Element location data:
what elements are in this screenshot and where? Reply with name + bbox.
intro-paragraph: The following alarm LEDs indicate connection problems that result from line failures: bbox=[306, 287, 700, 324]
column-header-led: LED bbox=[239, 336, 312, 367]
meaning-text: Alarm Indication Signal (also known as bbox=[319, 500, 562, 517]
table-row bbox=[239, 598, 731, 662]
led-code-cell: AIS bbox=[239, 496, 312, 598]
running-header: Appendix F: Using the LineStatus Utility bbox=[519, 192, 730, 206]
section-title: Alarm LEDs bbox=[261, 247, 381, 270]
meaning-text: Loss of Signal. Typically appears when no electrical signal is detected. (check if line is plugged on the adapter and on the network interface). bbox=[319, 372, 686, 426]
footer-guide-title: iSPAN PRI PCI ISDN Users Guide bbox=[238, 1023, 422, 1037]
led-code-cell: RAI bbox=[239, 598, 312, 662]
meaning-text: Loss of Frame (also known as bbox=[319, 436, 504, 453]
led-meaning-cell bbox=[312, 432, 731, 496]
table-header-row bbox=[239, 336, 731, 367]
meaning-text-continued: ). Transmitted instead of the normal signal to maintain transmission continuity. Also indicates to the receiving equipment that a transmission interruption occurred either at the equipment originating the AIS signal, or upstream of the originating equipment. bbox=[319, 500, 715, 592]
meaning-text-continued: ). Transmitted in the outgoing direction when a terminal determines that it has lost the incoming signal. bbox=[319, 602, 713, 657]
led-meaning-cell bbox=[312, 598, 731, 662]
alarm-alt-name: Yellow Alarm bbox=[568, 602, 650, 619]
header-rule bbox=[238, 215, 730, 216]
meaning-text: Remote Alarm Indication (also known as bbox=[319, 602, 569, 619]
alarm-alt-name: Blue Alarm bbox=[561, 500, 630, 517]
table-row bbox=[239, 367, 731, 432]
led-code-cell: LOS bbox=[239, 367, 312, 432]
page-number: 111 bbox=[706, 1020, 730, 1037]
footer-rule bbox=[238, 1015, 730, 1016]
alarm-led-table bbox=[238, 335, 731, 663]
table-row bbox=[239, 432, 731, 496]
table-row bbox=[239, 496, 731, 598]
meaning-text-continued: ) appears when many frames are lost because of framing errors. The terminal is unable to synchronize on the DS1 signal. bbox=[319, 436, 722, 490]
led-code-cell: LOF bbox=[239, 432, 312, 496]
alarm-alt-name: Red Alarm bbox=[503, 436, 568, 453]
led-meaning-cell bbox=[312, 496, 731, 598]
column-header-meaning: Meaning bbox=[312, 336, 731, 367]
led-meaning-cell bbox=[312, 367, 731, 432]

> _THE TASK_: Switch "led-meaning-cell" to "led-description-cell" throughout the entries above and write them out again with nothing else changed.

> _THE RESPONSE_:
what elements are in this screenshot and where? Reply with name + bbox.
intro-paragraph: The following alarm LEDs indicate connection problems that result from line failures: bbox=[306, 287, 700, 324]
column-header-led: LED bbox=[239, 336, 312, 367]
meaning-text: Alarm Indication Signal (also known as bbox=[319, 500, 562, 517]
table-row bbox=[239, 598, 731, 662]
led-code-cell: AIS bbox=[239, 496, 312, 598]
running-header: Appendix F: Using the LineStatus Utility bbox=[519, 192, 730, 206]
section-title: Alarm LEDs bbox=[261, 247, 381, 270]
meaning-text: Loss of Signal. Typically appears when no electrical signal is detected. (check if line is plugged on the adapter and on the network interface). bbox=[319, 372, 686, 426]
footer-guide-title: iSPAN PRI PCI ISDN Users Guide bbox=[238, 1023, 422, 1037]
led-code-cell: RAI bbox=[239, 598, 312, 662]
meaning-text: Loss of Frame (also known as bbox=[319, 436, 504, 453]
led-description-cell bbox=[312, 432, 731, 496]
table-header-row bbox=[239, 336, 731, 367]
meaning-text-continued: ). Transmitted instead of the normal signal to maintain transmission continuity. Also indicates to the receiving equipment that a transmission interruption occurred either at the equipment originating the AIS signal, or upstream of the originating equipment. bbox=[319, 500, 715, 592]
meaning-text-continued: ). Transmitted in the outgoing direction when a terminal determines that it has lost the incoming signal. bbox=[319, 602, 713, 657]
led-description-cell bbox=[312, 598, 731, 662]
alarm-alt-name: Yellow Alarm bbox=[568, 602, 650, 619]
header-rule bbox=[238, 215, 730, 216]
meaning-text: Remote Alarm Indication (also known as bbox=[319, 602, 569, 619]
alarm-alt-name: Blue Alarm bbox=[561, 500, 630, 517]
table-row bbox=[239, 367, 731, 432]
led-code-cell: LOS bbox=[239, 367, 312, 432]
page-number: 111 bbox=[706, 1020, 730, 1037]
footer-rule bbox=[238, 1015, 730, 1016]
alarm-led-table bbox=[238, 335, 731, 663]
table-row bbox=[239, 432, 731, 496]
table-row bbox=[239, 496, 731, 598]
meaning-text-continued: ) appears when many frames are lost because of framing errors. The terminal is unable to synchronize on the DS1 signal. bbox=[319, 436, 722, 490]
led-code-cell: LOF bbox=[239, 432, 312, 496]
alarm-alt-name: Red Alarm bbox=[503, 436, 568, 453]
led-description-cell bbox=[312, 496, 731, 598]
column-header-meaning: Meaning bbox=[312, 336, 731, 367]
led-description-cell bbox=[312, 367, 731, 432]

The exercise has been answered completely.